(Data entries for graphics)
◆ ◆ ◆ ◆

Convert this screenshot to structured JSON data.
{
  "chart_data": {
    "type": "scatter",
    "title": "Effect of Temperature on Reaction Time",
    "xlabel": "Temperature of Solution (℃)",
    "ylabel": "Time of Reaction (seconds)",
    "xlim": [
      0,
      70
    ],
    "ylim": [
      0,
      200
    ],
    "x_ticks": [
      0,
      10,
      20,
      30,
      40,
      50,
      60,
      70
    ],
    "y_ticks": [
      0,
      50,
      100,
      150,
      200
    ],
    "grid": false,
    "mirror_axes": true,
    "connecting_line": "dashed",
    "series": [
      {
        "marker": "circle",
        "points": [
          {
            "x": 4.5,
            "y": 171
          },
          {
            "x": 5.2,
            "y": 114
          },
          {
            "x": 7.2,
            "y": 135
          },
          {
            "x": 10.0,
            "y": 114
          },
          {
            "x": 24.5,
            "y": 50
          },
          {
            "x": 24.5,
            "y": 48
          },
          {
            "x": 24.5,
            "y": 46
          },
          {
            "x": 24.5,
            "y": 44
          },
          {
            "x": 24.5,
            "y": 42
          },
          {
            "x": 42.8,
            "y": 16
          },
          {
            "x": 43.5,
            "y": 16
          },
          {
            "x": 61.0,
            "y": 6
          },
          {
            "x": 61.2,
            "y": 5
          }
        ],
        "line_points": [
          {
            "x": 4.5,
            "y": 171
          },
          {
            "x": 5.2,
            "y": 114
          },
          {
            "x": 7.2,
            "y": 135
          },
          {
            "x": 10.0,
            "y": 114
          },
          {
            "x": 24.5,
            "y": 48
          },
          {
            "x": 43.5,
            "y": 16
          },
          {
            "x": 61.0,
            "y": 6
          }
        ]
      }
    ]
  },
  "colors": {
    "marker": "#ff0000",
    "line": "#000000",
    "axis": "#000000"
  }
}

◆ ◆ ◆ ◆

● Work to complete: Output the full listing without altering anything.

● Task result:
Convert this screenshot to structured JSON data.
{
  "chart_data": {
    "type": "scatter",
    "title": "Effect of Temperature on Reaction Time",
    "xlabel": "Temperature of Solution (℃)",
    "ylabel": "Time of Reaction (seconds)",
    "xlim": [
      0,
      70
    ],
    "ylim": [
      0,
      200
    ],
    "x_ticks": [
      0,
      10,
      20,
      30,
      40,
      50,
      60,
      70
    ],
    "y_ticks": [
      0,
      50,
      100,
      150,
      200
    ],
    "grid": false,
    "mirror_axes": true,
    "connecting_line": "dashed",
    "series": [
      {
        "marker": "circle",
        "points": [
          {
            "x": 4.5,
            "y": 171
          },
          {
            "x": 5.2,
            "y": 114
          },
          {
            "x": 7.2,
            "y": 135
          },
          {
            "x": 10.0,
            "y": 114
          },
          {
            "x": 24.5,
            "y": 50
          },
          {
            "x": 24.5,
            "y": 48
          },
          {
            "x": 24.5,
            "y": 46
          },
          {
            "x": 24.5,
            "y": 44
          },
          {
            "x": 24.5,
            "y": 42
          },
          {
            "x": 42.8,
            "y": 16
          },
          {
            "x": 43.5,
            "y": 16
          },
          {
            "x": 61.0,
            "y": 6
          },
          {
            "x": 61.2,
            "y": 5
          }
        ],
        "line_points": [
          {
            "x": 4.5,
            "y": 171
          },
          {
            "x": 5.2,
            "y": 114
          },
          {
            "x": 7.2,
            "y": 135
          },
          {
            "x": 10.0,
            "y": 114
          },
          {
            "x": 24.5,
            "y": 48
          },
          {
            "x": 43.5,
            "y": 16
          },
          {
            "x": 61.0,
            "y": 6
          }
        ]
      }
    ]
  },
  "colors": {
    "marker": "#ff0000",
    "line": "#000000",
    "axis": "#000000"
  }
}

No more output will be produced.